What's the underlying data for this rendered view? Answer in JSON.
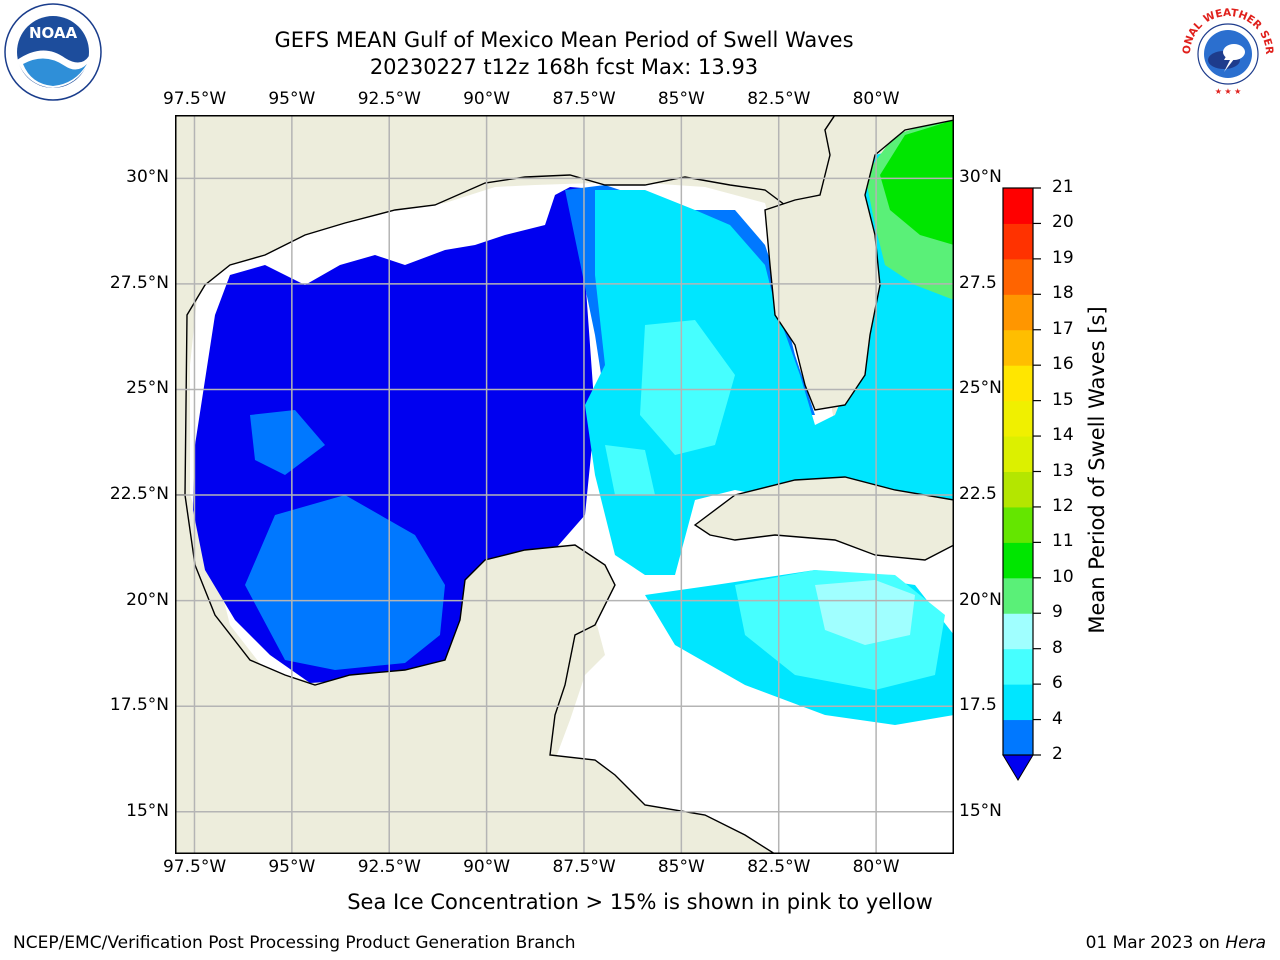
{
  "title": {
    "line1": "GEFS MEAN Gulf of Mexico Mean Period of Swell Waves",
    "line2": "20230227 t12z 168h fcst   Max: 13.93"
  },
  "logos": {
    "left": {
      "icon": "noaa-logo",
      "text": "NOAA"
    },
    "right": {
      "icon": "nws-logo",
      "text": "NATIONAL WEATHER SERVICE"
    }
  },
  "map": {
    "lon_labels": [
      "97.5°W",
      "95°W",
      "92.5°W",
      "90°W",
      "87.5°W",
      "85°W",
      "82.5°W",
      "80°W"
    ],
    "lat_labels_left": [
      "30°N",
      "27.5°N",
      "25°N",
      "22.5°N",
      "20°N",
      "17.5°N",
      "15°N"
    ],
    "lat_labels_right": [
      "30°N",
      "27.5",
      "25°N",
      "22.5",
      "20°N",
      "17.5",
      "15°N"
    ],
    "lon_range": [
      -98,
      -78
    ],
    "lat_range": [
      14,
      31.5
    ],
    "land_color": "#ededdc",
    "grid_color": "#b4b4b4"
  },
  "colorbar": {
    "title": "Mean Period of Swell Waves [s]",
    "ticks": [
      "2",
      "4",
      "6",
      "8",
      "9",
      "10",
      "11",
      "12",
      "13",
      "14",
      "15",
      "16",
      "17",
      "18",
      "19",
      "20",
      "21"
    ],
    "colors": [
      "#0000f0",
      "#0078ff",
      "#00e6ff",
      "#46ffff",
      "#a0ffff",
      "#5af078",
      "#00e600",
      "#64e600",
      "#b4e600",
      "#dcf000",
      "#f0f000",
      "#ffe600",
      "#ffbe00",
      "#ff9600",
      "#ff6400",
      "#ff3200",
      "#ff0000"
    ],
    "under_color": "#0000f0"
  },
  "note": "Sea Ice Concentration > 15% is shown in pink to yellow",
  "footer": {
    "left": "NCEP/EMC/Verification Post Processing Product Generation Branch",
    "right_prefix": "01 Mar 2023 on",
    "right_host": "Hera"
  }
}
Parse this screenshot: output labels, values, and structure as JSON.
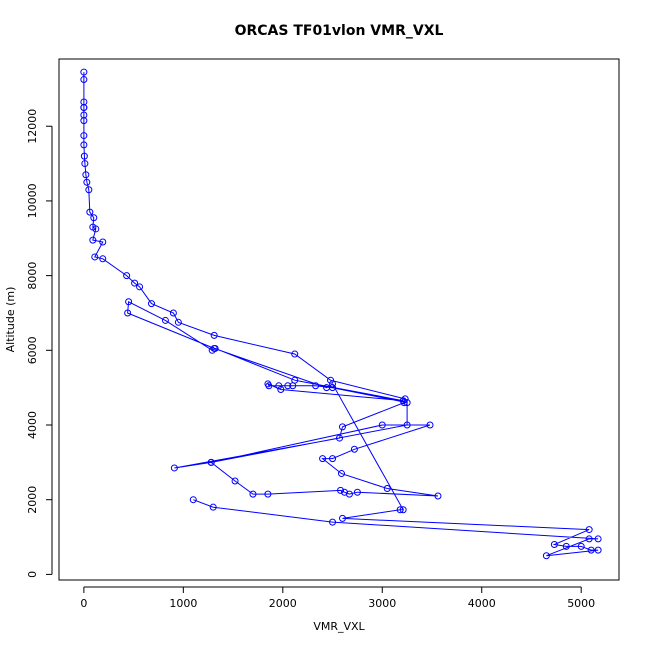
§ §
Lines containing the string "JSON" are to be selected and copied.

Result of the exercise:
What's the underlying data for this rendered view? Answer in JSON.
Parse this screenshot: output labels, values, and structure as JSON.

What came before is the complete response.